*Exercise brief*.
Lines holding the string "finger" are the ones to copy; find them all in the data.

━━━━━━━━━━

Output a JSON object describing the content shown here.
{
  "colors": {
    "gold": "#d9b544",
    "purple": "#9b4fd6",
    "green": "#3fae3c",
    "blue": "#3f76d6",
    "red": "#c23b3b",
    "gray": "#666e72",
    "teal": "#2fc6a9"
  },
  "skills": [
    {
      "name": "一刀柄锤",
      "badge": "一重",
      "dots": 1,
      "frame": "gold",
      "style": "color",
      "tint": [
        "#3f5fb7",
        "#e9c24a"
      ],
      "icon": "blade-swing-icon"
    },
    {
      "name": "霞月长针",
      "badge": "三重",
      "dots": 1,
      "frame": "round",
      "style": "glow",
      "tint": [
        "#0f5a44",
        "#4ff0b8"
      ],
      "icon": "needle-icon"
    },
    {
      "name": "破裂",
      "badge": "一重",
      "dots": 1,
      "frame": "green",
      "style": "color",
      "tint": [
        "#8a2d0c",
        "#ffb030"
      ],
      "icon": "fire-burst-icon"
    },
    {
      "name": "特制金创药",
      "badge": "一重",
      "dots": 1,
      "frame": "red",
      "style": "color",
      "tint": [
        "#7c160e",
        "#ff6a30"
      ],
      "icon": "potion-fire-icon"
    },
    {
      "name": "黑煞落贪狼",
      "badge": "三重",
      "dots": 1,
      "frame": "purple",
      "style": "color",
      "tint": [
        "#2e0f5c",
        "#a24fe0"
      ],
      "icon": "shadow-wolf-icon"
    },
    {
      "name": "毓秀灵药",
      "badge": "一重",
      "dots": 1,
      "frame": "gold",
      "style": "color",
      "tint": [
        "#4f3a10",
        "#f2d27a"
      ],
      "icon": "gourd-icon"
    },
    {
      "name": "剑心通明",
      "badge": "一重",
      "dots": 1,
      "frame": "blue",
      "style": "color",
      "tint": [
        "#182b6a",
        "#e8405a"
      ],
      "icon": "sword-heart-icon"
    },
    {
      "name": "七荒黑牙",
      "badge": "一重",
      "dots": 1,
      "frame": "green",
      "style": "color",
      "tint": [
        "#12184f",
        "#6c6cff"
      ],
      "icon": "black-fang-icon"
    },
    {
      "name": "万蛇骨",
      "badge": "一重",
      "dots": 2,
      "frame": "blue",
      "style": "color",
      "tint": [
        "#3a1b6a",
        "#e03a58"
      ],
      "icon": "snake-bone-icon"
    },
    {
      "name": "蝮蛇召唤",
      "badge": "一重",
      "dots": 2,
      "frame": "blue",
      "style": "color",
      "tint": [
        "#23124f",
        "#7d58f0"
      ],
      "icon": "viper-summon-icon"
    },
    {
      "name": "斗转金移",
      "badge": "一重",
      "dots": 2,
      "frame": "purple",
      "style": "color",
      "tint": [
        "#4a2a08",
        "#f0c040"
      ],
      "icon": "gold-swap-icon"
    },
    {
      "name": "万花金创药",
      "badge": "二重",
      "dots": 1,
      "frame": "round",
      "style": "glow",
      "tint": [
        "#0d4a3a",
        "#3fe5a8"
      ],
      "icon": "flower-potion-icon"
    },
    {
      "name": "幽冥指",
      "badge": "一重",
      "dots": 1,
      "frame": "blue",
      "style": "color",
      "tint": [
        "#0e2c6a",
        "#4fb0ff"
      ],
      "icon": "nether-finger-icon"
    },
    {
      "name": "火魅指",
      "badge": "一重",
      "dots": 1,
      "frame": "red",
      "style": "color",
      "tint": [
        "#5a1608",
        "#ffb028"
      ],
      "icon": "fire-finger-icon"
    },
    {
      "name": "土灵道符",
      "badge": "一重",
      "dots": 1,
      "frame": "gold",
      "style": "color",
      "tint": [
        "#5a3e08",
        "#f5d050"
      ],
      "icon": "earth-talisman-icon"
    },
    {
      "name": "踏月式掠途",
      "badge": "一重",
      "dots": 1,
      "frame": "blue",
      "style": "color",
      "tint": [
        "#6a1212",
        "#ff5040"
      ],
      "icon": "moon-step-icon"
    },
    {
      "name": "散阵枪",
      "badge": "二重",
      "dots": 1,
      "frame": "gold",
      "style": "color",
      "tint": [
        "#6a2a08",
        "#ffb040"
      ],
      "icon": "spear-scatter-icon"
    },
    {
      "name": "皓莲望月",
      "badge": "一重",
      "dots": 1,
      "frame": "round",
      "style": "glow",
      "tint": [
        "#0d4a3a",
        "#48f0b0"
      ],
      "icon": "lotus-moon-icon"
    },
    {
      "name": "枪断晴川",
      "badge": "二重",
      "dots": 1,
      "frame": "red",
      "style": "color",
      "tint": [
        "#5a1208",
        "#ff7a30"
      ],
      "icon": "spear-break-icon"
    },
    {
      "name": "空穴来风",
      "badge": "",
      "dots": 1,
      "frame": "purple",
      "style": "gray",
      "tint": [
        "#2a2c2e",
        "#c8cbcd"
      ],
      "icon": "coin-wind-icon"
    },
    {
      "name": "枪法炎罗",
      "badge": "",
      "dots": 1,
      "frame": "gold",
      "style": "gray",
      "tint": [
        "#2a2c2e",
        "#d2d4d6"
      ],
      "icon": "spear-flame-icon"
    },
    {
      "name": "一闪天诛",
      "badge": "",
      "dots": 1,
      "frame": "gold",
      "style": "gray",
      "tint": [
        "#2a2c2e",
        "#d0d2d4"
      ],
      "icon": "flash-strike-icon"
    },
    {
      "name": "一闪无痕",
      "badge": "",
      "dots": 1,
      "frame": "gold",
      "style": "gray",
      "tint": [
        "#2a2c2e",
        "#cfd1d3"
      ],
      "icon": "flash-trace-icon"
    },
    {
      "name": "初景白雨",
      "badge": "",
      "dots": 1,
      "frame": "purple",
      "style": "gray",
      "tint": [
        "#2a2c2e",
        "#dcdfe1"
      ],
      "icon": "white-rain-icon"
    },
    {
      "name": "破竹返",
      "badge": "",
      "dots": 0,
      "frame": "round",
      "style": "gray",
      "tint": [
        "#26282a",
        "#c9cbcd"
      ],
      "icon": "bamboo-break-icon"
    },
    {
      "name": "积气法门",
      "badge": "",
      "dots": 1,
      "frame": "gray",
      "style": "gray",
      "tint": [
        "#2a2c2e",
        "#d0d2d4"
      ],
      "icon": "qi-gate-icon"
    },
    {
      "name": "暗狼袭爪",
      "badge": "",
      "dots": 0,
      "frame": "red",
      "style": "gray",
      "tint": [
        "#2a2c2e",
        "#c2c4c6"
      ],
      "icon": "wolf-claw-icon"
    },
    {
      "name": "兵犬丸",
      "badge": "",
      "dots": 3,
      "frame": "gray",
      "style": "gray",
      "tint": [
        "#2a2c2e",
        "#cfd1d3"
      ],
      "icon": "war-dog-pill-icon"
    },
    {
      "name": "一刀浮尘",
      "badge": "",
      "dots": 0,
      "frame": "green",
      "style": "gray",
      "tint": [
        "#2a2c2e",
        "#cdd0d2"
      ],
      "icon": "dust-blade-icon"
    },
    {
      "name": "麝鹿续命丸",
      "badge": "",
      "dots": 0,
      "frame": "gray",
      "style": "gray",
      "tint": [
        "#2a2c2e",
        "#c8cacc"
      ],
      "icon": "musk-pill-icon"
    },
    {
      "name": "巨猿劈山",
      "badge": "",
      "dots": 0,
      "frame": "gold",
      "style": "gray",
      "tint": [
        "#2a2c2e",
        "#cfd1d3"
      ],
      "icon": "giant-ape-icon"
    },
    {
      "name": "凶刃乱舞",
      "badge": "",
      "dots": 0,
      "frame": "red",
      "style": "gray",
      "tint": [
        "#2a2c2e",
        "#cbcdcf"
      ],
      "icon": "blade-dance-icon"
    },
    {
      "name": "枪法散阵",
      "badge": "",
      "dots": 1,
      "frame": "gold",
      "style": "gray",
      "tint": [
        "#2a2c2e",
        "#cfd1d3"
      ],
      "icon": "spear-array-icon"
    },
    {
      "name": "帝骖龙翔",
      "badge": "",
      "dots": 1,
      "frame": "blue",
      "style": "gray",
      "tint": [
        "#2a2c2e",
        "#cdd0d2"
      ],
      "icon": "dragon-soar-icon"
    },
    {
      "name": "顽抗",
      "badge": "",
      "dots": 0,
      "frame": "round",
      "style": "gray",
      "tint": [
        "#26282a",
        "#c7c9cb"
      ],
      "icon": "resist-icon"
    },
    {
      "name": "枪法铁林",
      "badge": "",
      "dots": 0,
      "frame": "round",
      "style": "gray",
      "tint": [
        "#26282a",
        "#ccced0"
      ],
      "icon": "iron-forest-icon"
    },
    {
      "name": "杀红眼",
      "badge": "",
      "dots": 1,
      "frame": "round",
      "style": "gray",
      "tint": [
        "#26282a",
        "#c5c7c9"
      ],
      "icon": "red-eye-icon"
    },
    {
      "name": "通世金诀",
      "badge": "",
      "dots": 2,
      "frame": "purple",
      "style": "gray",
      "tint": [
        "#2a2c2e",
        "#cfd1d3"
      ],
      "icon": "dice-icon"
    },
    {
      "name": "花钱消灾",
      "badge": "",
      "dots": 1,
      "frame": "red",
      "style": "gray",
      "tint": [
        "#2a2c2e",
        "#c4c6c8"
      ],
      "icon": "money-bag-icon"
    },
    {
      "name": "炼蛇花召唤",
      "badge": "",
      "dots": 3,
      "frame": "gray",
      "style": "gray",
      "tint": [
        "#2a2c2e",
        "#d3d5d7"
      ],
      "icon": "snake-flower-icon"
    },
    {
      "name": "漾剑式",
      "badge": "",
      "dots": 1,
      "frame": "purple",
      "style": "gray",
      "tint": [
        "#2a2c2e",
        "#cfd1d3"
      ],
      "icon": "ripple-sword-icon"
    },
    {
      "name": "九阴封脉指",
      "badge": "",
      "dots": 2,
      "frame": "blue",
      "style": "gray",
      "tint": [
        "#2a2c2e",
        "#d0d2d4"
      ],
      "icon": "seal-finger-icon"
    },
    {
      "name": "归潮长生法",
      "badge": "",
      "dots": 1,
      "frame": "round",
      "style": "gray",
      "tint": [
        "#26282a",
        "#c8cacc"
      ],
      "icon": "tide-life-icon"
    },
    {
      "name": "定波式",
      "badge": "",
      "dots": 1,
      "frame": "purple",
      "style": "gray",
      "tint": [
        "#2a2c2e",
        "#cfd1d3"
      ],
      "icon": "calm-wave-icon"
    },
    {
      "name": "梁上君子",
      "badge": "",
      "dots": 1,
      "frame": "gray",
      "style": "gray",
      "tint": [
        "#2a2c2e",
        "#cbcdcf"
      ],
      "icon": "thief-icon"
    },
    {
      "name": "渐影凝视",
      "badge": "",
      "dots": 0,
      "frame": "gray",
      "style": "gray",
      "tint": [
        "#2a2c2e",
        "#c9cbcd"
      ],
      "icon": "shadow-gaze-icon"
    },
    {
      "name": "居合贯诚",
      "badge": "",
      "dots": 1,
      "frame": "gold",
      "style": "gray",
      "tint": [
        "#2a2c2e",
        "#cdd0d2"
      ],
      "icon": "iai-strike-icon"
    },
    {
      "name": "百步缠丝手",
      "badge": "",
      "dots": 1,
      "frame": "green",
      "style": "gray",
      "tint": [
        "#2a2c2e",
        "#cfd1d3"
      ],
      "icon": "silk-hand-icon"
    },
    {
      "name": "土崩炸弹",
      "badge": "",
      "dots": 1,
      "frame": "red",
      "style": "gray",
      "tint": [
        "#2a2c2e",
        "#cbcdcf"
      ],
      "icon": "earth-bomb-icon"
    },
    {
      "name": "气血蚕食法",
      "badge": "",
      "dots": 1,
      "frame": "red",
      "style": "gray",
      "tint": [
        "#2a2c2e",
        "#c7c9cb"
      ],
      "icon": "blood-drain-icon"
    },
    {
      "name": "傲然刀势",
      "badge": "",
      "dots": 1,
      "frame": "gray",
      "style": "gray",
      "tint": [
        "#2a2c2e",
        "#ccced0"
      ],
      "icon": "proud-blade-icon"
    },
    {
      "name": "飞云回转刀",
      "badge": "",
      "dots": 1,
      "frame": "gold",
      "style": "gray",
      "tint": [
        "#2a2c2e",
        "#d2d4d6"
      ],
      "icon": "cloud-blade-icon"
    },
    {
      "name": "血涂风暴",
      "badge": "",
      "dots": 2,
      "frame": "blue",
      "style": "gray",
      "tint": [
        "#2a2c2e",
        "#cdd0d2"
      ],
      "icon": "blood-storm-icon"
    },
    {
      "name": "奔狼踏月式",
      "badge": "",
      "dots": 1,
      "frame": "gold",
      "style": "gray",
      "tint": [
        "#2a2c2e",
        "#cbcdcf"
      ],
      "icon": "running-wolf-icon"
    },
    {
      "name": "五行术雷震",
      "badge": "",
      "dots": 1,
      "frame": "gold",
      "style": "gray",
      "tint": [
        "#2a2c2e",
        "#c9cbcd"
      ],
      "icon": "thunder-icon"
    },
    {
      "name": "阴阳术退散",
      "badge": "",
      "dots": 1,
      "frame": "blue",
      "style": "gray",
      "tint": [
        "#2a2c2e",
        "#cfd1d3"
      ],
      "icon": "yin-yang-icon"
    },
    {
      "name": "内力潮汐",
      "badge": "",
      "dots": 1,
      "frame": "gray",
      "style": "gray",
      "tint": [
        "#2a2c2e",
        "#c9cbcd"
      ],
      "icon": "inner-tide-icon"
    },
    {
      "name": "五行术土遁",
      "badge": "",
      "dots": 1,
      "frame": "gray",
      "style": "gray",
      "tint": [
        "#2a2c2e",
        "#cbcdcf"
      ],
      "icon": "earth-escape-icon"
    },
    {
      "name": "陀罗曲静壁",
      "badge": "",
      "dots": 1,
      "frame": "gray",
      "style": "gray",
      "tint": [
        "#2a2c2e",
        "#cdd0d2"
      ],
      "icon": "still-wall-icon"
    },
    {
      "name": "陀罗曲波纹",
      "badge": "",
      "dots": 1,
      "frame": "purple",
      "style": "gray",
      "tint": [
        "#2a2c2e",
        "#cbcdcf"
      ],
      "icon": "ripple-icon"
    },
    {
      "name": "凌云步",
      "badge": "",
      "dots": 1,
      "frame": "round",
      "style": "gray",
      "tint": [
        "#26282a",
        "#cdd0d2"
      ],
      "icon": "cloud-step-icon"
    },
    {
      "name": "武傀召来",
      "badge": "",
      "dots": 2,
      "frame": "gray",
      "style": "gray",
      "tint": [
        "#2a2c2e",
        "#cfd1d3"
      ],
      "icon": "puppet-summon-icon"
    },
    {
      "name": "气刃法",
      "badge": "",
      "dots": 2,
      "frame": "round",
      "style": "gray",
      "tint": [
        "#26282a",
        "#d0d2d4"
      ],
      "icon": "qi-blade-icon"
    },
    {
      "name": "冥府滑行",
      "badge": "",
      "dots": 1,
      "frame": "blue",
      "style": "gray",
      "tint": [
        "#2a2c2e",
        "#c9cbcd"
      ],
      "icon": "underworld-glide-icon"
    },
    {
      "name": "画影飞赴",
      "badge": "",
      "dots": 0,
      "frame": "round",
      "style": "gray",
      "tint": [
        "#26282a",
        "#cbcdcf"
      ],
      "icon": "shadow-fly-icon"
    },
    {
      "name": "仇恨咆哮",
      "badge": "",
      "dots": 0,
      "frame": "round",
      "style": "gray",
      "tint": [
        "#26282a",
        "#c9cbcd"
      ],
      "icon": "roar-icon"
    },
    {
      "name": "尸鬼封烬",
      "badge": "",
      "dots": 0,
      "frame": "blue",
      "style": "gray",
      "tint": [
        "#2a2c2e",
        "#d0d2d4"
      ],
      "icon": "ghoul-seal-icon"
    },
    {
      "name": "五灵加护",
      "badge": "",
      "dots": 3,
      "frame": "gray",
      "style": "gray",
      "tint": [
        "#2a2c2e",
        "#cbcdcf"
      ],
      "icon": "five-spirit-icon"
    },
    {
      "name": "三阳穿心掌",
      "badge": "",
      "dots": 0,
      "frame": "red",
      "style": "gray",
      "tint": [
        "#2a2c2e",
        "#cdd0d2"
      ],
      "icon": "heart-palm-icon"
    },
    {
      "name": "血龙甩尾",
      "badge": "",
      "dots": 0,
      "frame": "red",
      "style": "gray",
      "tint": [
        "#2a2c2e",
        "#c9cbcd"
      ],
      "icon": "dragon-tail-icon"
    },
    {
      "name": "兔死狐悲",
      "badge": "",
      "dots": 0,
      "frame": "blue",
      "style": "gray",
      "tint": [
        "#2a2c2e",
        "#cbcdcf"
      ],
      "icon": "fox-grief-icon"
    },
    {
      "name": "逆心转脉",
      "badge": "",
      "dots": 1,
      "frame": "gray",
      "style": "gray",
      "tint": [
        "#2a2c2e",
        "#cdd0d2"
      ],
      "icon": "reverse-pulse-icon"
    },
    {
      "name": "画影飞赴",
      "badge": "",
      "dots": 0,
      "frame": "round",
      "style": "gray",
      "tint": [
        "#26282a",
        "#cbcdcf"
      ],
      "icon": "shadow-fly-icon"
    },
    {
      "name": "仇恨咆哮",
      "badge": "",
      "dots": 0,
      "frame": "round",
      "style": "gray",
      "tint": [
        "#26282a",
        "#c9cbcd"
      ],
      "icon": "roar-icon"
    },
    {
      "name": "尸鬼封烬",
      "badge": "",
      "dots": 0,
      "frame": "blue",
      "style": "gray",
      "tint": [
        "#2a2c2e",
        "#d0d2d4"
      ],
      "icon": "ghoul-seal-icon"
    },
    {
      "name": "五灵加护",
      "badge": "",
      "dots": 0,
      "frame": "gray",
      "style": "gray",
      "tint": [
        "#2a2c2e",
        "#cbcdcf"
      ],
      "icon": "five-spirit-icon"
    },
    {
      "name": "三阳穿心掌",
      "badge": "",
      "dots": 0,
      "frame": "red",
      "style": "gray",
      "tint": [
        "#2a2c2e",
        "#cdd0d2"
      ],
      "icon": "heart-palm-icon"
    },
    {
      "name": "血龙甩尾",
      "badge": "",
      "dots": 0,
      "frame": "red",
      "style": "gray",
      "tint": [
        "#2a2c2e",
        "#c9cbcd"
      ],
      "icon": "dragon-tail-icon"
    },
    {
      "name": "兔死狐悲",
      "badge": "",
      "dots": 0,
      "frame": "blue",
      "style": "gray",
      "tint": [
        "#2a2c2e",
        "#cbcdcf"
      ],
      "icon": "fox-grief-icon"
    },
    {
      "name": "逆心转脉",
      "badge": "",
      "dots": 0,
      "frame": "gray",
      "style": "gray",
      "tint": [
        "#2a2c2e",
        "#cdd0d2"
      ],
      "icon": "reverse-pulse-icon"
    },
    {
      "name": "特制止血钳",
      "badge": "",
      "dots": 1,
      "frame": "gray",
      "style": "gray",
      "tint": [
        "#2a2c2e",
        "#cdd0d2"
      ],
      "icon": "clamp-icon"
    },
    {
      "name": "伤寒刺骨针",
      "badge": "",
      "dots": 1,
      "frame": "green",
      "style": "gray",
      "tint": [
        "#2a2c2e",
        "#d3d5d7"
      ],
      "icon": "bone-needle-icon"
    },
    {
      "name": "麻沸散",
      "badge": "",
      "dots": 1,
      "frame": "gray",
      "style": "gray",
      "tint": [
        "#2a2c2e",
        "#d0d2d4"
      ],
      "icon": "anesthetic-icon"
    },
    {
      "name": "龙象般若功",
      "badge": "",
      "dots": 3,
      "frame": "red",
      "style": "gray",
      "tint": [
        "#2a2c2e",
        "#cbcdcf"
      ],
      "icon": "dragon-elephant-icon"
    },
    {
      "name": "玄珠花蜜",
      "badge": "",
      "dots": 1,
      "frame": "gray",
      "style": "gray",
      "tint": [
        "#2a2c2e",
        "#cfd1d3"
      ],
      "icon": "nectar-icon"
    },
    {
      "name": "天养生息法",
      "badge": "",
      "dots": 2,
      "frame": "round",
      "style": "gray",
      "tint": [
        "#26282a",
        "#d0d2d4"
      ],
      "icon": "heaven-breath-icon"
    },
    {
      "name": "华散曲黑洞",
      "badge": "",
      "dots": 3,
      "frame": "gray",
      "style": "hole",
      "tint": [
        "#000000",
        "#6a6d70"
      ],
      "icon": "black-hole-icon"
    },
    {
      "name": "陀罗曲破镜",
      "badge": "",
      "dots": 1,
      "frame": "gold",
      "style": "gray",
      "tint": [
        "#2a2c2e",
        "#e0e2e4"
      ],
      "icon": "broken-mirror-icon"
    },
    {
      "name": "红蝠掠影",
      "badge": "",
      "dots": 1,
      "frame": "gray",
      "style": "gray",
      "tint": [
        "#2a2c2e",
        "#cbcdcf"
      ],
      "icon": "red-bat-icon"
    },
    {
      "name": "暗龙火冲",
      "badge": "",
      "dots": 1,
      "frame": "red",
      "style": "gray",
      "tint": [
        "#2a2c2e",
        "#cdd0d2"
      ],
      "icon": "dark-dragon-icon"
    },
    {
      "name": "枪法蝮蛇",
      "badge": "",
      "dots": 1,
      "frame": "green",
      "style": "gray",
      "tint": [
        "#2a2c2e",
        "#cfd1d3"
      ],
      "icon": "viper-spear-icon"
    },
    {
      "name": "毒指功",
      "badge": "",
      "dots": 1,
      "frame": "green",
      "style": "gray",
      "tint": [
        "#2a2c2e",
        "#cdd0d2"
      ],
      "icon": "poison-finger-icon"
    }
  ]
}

━━━━━━━━━━

*Answer to this problem*.
      "icon": "nether-finger-icon"
      "icon": "fire-finger-icon"
      "icon": "seal-finger-icon"
      "icon": "poison-finger-icon"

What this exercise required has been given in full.